▶ [Saved entries]:
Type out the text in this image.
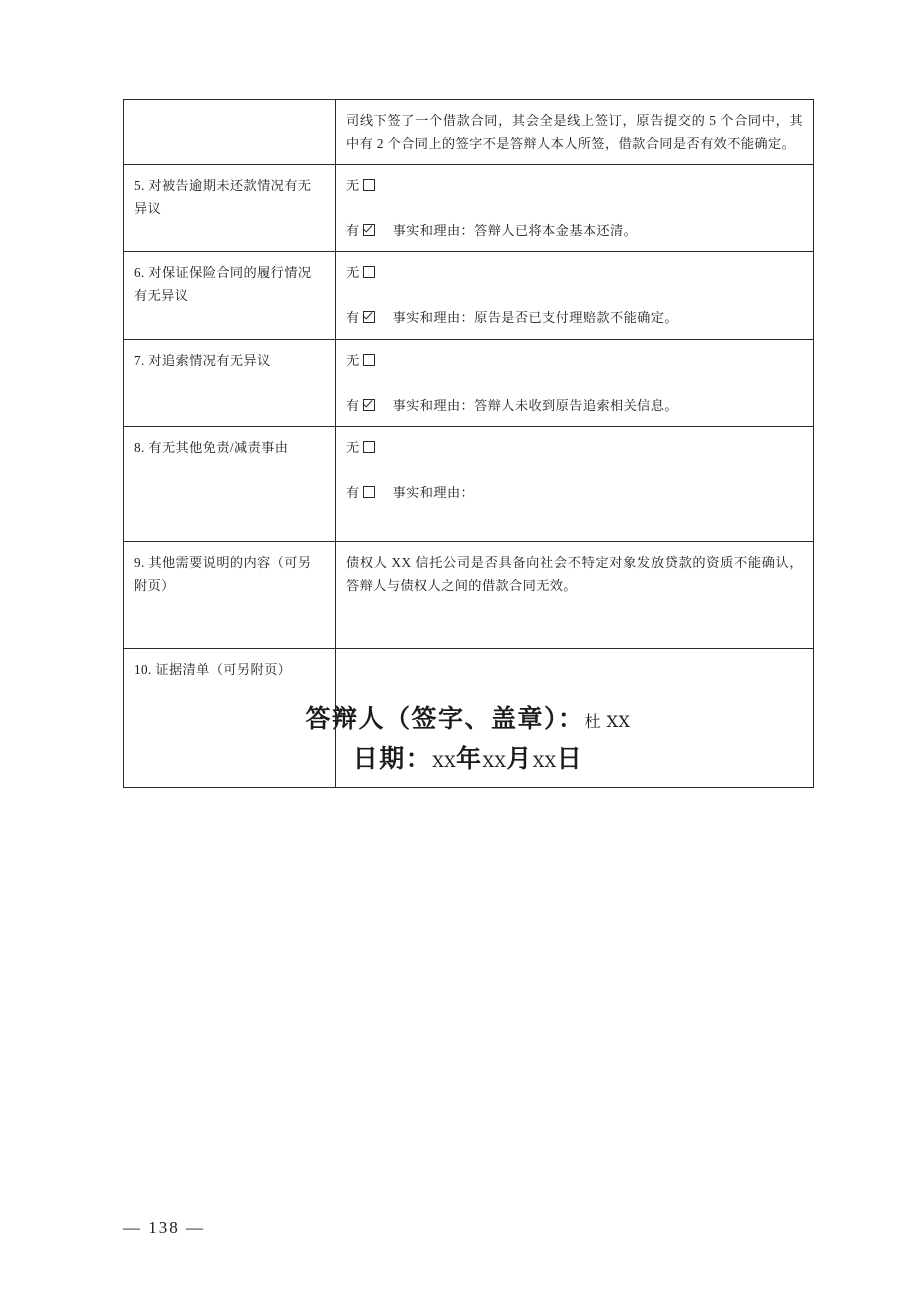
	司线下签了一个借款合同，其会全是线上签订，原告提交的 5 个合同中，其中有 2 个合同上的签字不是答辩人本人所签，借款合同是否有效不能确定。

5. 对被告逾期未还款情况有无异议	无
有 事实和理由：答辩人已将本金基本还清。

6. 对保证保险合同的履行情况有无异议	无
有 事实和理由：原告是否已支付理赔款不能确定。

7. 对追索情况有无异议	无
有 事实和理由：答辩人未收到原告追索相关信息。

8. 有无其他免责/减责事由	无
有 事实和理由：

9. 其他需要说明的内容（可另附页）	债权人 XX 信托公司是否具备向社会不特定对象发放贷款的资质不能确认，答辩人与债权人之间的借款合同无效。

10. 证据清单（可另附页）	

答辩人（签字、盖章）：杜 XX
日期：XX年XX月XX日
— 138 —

▶ [WHAT THE TASK REQUIRES]: Above are lines of data; state how many of them contain the word "可另附页", with no other output.

▶ [SOLVED EXERCISE]: 2